Collected data:
--------

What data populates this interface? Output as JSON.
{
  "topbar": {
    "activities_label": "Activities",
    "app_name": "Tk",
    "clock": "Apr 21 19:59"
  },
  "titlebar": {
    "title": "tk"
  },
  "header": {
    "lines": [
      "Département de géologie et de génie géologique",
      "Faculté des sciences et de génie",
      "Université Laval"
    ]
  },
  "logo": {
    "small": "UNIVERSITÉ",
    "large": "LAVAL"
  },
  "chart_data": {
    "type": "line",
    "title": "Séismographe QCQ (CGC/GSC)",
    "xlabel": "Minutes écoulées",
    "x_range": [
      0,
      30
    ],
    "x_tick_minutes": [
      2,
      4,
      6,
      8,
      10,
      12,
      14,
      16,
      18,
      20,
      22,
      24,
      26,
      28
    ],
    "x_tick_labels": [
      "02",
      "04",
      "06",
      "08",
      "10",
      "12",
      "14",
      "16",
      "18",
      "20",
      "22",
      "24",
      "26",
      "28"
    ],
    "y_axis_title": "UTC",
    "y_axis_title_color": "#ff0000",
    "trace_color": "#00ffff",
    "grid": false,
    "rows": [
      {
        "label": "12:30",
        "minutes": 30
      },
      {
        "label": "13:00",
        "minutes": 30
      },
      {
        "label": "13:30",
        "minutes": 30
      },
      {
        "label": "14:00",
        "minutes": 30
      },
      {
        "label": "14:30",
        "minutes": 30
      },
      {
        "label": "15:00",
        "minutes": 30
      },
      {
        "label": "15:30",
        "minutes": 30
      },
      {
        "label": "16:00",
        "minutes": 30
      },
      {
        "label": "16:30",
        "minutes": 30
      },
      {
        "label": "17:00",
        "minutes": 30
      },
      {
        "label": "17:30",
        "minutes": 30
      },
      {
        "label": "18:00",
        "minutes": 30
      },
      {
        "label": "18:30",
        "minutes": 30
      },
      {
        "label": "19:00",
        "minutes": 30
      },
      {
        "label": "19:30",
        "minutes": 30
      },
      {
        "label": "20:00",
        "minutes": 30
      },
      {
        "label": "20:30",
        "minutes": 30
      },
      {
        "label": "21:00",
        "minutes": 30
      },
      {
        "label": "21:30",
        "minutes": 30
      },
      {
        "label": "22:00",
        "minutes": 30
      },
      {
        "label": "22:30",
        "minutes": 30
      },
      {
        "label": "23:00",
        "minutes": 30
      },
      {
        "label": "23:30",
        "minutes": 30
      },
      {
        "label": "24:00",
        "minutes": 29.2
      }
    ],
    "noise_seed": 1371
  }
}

--------

OBJECTIVE: Using the entries above, please restate each one word for word.

SOLUTION BELOW:
What data populates this interface? Output as JSON.
{
  "topbar": {
    "activities_label": "Activities",
    "app_name": "Tk",
    "clock": "Apr 21 19:59"
  },
  "titlebar": {
    "title": "tk"
  },
  "header": {
    "lines": [
      "Département de géologie et de génie géologique",
      "Faculté des sciences et de génie",
      "Université Laval"
    ]
  },
  "logo": {
    "small": "UNIVERSITÉ",
    "large": "LAVAL"
  },
  "chart_data": {
    "type": "line",
    "title": "Séismographe QCQ (CGC/GSC)",
    "xlabel": "Minutes écoulées",
    "x_range": [
      0,
      30
    ],
    "x_tick_minutes": [
      2,
      4,
      6,
      8,
      10,
      12,
      14,
      16,
      18,
      20,
      22,
      24,
      26,
      28
    ],
    "x_tick_labels": [
      "02",
      "04",
      "06",
      "08",
      "10",
      "12",
      "14",
      "16",
      "18",
      "20",
      "22",
      "24",
      "26",
      "28"
    ],
    "y_axis_title": "UTC",
    "y_axis_title_color": "#ff0000",
    "trace_color": "#00ffff",
    "grid": false,
    "rows": [
      {
        "label": "12:30",
        "minutes": 30
      },
      {
        "label": "13:00",
        "minutes": 30
      },
      {
        "label": "13:30",
        "minutes": 30
      },
      {
        "label": "14:00",
        "minutes": 30
      },
      {
        "label": "14:30",
        "minutes": 30
      },
      {
        "label": "15:00",
        "minutes": 30
      },
      {
        "label": "15:30",
        "minutes": 30
      },
      {
        "label": "16:00",
        "minutes": 30
      },
      {
        "label": "16:30",
        "minutes": 30
      },
      {
        "label": "17:00",
        "minutes": 30
      },
      {
        "label": "17:30",
        "minutes": 30
      },
      {
        "label": "18:00",
        "minutes": 30
      },
      {
        "label": "18:30",
        "minutes": 30
      },
      {
        "label": "19:00",
        "minutes": 30
      },
      {
        "label": "19:30",
        "minutes": 30
      },
      {
        "label": "20:00",
        "minutes": 30
      },
      {
        "label": "20:30",
        "minutes": 30
      },
      {
        "label": "21:00",
        "minutes": 30
      },
      {
        "label": "21:30",
        "minutes": 30
      },
      {
        "label": "22:00",
        "minutes": 30
      },
      {
        "label": "22:30",
        "minutes": 30
      },
      {
        "label": "23:00",
        "minutes": 30
      },
      {
        "label": "23:30",
        "minutes": 30
      },
      {
        "label": "24:00",
        "minutes": 29.2
      }
    ],
    "noise_seed": 1371
  }
}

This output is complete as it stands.